## TASK
Your task is to transcribe the data in full.

[Saved data entries]
•••••
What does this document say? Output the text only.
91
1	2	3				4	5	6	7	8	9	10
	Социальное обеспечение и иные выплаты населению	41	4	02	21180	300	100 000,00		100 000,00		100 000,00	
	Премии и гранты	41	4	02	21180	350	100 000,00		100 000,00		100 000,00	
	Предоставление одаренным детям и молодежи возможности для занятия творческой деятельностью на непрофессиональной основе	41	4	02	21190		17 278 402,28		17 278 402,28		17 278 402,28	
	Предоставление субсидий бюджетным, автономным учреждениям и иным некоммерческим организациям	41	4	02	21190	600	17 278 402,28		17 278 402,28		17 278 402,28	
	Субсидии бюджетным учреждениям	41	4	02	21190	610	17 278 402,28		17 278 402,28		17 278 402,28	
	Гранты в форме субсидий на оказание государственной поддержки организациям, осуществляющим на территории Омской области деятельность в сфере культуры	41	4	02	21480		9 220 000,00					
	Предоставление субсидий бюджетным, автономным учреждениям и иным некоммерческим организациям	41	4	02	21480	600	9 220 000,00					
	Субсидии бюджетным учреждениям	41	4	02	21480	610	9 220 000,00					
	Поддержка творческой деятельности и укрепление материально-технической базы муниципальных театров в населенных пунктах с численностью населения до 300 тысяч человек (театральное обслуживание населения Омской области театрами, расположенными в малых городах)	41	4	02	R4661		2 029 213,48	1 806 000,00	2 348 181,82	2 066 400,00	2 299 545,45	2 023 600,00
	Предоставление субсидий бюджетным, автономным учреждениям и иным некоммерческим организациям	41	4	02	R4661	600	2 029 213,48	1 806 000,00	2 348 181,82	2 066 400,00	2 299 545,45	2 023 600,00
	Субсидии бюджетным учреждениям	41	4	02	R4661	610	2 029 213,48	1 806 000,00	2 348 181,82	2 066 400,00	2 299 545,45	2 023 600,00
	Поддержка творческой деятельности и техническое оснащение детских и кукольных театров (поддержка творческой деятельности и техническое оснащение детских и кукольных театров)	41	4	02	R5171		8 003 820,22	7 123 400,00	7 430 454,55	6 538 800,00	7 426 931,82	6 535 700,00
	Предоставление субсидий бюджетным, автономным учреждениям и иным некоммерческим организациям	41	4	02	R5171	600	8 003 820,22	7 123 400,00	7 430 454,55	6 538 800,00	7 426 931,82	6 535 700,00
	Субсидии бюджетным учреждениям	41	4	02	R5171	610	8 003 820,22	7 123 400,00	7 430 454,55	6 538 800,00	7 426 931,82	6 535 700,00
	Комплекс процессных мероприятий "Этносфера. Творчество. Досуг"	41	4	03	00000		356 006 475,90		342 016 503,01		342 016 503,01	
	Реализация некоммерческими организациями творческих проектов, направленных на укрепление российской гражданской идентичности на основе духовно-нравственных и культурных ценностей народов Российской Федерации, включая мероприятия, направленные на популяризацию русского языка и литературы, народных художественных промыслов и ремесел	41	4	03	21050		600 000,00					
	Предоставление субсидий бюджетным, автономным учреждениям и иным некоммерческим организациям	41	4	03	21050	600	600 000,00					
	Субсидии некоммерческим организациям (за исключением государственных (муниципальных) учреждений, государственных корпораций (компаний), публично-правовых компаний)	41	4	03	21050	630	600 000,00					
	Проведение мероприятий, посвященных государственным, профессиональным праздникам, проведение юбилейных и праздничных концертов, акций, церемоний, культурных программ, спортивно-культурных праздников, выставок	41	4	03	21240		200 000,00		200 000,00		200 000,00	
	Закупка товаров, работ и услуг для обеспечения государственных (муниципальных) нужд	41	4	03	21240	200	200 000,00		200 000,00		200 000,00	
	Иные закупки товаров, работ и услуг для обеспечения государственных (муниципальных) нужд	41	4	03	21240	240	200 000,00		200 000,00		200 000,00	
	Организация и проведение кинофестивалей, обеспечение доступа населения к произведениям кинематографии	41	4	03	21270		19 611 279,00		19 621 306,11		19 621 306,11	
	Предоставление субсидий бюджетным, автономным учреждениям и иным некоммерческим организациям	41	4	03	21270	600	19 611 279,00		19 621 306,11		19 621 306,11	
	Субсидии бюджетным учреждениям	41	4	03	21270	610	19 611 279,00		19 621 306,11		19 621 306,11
•••••
## EXERCISE OUTPUT
What does this document say? Output the text only.
91
1	2	3				4	5	6	7	8	9	10
	Социальное обеспечение и иные выплаты населению	41	4	02	21180	300	100 000,00		100 000,00		100 000,00	
	Премии и гранты	41	4	02	21180	350	100 000,00		100 000,00		100 000,00	
	Предоставление одаренным детям и молодежи возможности для занятия творческой деятельностью на непрофессиональной основе	41	4	02	21190		17 278 402,28		17 278 402,28		17 278 402,28	
	Предоставление субсидий бюджетным, автономным учреждениям и иным некоммерческим организациям	41	4	02	21190	600	17 278 402,28		17 278 402,28		17 278 402,28	
	Субсидии бюджетным учреждениям	41	4	02	21190	610	17 278 402,28		17 278 402,28		17 278 402,28	
	Гранты в форме субсидий на оказание государственной поддержки организациям, осуществляющим на территории Омской области деятельность в сфере культуры	41	4	02	21480		9 220 000,00					
	Предоставление субсидий бюджетным, автономным учреждениям и иным некоммерческим организациям	41	4	02	21480	600	9 220 000,00					
	Субсидии бюджетным учреждениям	41	4	02	21480	610	9 220 000,00					
	Поддержка творческой деятельности и укрепление материально-технической базы муниципальных театров в населенных пунктах с численностью населения до 300 тысяч человек (театральное обслуживание населения Омской области театрами, расположенными в малых городах)	41	4	02	R4661		2 029 213,48	1 806 000,00	2 348 181,82	2 066 400,00	2 299 545,45	2 023 600,00
	Предоставление субсидий бюджетным, автономным учреждениям и иным некоммерческим организациям	41	4	02	R4661	600	2 029 213,48	1 806 000,00	2 348 181,82	2 066 400,00	2 299 545,45	2 023 600,00
	Субсидии бюджетным учреждениям	41	4	02	R4661	610	2 029 213,48	1 806 000,00	2 348 181,82	2 066 400,00	2 299 545,45	2 023 600,00
	Поддержка творческой деятельности и техническое оснащение детских и кукольных театров (поддержка творческой деятельности и техническое оснащение детских и кукольных театров)	41	4	02	R5171		8 003 820,22	7 123 400,00	7 430 454,55	6 538 800,00	7 426 931,82	6 535 700,00
	Предоставление субсидий бюджетным, автономным учреждениям и иным некоммерческим организациям	41	4	02	R5171	600	8 003 820,22	7 123 400,00	7 430 454,55	6 538 800,00	7 426 931,82	6 535 700,00
	Субсидии бюджетным учреждениям	41	4	02	R5171	610	8 003 820,22	7 123 400,00	7 430 454,55	6 538 800,00	7 426 931,82	6 535 700,00
	Комплекс процессных мероприятий "Этносфера. Творчество. Досуг"	41	4	03	00000		356 006 475,90		342 016 503,01		342 016 503,01	
	Реализация некоммерческими организациями творческих проектов, направленных на укрепление российской гражданской идентичности на основе духовно-нравственных и культурных ценностей народов Российской Федерации, включая мероприятия, направленные на популяризацию русского языка и литературы, народных художественных промыслов и ремесел	41	4	03	21050		600 000,00					
	Предоставление субсидий бюджетным, автономным учреждениям и иным некоммерческим организациям	41	4	03	21050	600	600 000,00					
	Субсидии некоммерческим организациям (за исключением государственных (муниципальных) учреждений, государственных корпораций (компаний), публично-правовых компаний)	41	4	03	21050	630	600 000,00					
	Проведение мероприятий, посвященных государственным, профессиональным праздникам, проведение юбилейных и праздничных концертов, акций, церемоний, культурных программ, спортивно-культурных праздников, выставок	41	4	03	21240		200 000,00		200 000,00		200 000,00	
	Закупка товаров, работ и услуг для обеспечения государственных (муниципальных) нужд	41	4	03	21240	200	200 000,00		200 000,00		200 000,00	
	Иные закупки товаров, работ и услуг для обеспечения государственных (муниципальных) нужд	41	4	03	21240	240	200 000,00		200 000,00		200 000,00	
	Организация и проведение кинофестивалей, обеспечение доступа населения к произведениям кинематографии	41	4	03	21270		19 611 279,00		19 621 306,11		19 621 306,11	
	Предоставление субсидий бюджетным, автономным учреждениям и иным некоммерческим организациям	41	4	03	21270	600	19 611 279,00		19 621 306,11		19 621 306,11	
	Субсидии бюджетным учреждениям	41	4	03	21270	610	19 611 279,00		19 621 306,11		19 621 306,11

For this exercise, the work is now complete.